__Work instruction 1__
Using the text about flying a flag, decide whether each statement agrees with it. Give yes or no and quote the words that settle the question.
(a) Pollitt's daughter attends Stuyvesant High School.
(b) Pollitt agrees to fly a flag from the living room window.
(c) Pollitt calls the American flag the only available symbol.
__Work instruction 2__
Render this sentence from the text about flying a flag in Spanish: "She tells me I’m wrong — the flag means standing together and honoring the dead and saying no to terrorism."
__Work instruction 3__
Answer these questions from the text about flying a flag.
(a) In which publication did "Put Out No Flags" appear?
(b) With whose money may the daughter buy a flag?
(c) According to Pollitt, what three things does the flag stand for?

“Put Out No Flags” is the title of Katha Pollitt’s latest diatribe in The Nation, and the title pretty much tells it. Pollitt begins with a heartwarming anecdote: “My daughter,” she writes, “who goes to Stuyvesant High School only blocks from the World Trade Center, thinks we should fly an American flag out our window. Definitely not, I say: The flag stands for jingoism and vengeance and war. She tells me I’m wrong — the flag means standing together and honoring the dead and saying no to terrorism.” Then, a concession: “In a way, we’re both right,” because the American flag is “the only available symbol” and must bear “a wide range of meanings, from simple, dignified sorrow to the violent anti-Arab and anti-Muslim bigotry that has already resulted in murder, vandalism and arson around the country and harassment on New York City streets and campuses.” (Reading writers like Pollitt, one would think that angry mobs were putting Muslim neighborhoods to the torch while the police looked on.) In the end, mercifully, a mother-daughter compromise ensues: “I tell her she can buy a flag with her own money and fly it out her bedroom window, because that’s hers, but the living room is off-limits.” How’s that for tolerance?

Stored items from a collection
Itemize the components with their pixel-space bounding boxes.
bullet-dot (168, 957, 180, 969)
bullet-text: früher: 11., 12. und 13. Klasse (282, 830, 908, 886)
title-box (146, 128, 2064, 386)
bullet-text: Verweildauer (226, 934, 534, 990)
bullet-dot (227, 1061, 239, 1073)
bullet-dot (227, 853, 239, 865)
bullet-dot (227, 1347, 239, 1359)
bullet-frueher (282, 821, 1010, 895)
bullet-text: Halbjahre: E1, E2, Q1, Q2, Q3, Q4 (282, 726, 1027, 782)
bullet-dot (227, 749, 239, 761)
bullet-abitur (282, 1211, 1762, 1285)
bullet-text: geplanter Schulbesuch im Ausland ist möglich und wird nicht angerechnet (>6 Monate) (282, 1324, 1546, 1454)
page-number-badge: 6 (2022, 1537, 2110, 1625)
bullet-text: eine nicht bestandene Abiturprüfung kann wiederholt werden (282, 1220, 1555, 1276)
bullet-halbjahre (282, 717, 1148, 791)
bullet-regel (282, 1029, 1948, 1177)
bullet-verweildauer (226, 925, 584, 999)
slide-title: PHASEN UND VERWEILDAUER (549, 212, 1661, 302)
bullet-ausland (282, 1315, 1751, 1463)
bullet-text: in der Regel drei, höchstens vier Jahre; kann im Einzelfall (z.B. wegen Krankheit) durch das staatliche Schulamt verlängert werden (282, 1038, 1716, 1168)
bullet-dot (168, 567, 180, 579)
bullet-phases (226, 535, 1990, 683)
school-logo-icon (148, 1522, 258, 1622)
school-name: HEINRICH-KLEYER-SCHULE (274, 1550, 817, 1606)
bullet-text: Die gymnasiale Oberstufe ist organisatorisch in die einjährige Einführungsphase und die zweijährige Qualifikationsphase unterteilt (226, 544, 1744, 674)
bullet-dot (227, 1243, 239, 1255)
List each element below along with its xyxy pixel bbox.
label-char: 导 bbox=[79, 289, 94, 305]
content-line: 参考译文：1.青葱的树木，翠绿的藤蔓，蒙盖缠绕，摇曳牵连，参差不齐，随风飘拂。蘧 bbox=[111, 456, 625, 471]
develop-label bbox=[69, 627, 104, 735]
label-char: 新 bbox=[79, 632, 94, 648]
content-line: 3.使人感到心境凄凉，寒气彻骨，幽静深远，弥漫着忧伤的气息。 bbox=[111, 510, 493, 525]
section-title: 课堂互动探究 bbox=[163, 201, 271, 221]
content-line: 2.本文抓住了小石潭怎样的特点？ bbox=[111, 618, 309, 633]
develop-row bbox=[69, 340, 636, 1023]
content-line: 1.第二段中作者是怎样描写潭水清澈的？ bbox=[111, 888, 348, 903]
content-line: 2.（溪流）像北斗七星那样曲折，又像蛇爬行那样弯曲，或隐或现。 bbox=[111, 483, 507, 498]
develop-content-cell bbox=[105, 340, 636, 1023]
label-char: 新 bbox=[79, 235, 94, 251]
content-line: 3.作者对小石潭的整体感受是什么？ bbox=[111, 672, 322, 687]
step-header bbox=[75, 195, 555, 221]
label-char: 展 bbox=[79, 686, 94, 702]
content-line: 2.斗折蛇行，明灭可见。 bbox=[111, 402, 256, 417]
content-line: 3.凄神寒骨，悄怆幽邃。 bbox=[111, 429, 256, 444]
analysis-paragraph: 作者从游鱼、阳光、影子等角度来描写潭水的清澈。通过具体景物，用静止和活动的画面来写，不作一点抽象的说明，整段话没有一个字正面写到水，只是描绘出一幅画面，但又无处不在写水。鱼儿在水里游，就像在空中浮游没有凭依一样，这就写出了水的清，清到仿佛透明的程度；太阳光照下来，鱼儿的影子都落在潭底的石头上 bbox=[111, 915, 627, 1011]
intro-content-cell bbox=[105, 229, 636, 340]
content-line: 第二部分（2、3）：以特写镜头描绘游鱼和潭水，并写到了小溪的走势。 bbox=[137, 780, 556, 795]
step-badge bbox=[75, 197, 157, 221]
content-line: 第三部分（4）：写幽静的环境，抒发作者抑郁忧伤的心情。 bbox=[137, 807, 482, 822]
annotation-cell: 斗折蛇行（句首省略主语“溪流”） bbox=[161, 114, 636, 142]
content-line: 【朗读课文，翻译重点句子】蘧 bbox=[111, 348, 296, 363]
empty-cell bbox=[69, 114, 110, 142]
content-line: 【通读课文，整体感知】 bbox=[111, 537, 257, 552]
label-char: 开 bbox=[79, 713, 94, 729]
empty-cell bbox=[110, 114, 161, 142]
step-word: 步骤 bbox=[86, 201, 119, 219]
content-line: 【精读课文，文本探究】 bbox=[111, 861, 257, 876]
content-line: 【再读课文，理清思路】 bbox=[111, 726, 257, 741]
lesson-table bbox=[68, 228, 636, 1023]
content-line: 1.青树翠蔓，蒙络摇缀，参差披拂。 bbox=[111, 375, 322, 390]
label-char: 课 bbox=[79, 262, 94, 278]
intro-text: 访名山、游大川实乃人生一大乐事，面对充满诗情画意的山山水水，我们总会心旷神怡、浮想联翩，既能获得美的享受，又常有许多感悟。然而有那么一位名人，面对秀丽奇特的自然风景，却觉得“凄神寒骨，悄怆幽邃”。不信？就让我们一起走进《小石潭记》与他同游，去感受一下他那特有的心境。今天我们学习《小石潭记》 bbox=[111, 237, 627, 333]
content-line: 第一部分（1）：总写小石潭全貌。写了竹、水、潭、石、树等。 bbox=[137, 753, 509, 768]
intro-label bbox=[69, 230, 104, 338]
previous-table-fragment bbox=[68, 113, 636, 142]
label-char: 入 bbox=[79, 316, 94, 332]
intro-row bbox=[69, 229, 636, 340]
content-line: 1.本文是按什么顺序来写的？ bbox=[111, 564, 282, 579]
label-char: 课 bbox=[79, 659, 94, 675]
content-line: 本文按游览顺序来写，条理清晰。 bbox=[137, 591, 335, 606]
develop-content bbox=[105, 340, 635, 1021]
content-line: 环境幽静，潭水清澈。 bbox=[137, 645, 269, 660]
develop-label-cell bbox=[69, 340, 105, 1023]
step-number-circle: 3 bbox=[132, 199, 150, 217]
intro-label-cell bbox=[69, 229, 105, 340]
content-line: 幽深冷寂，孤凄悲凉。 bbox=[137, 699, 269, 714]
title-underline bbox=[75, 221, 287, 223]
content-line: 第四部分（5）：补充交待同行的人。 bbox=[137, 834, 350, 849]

__Problem solution 1__
(a) Yes: "who goes to Stuyvesant High School only blocks from the World Trade Center"
(b) No: "the living room is off-limits"
(c) Yes: "the only available symbol"

__Problem solution 2__
Ella me dice que estoy equivocada: la bandera significa mantenernos unidos, honrar a los muertos y decir no al terrorismo.

__Problem solution 3__
(a) The Nation
(b) Her own money
(c) Jingoism, vengeance and war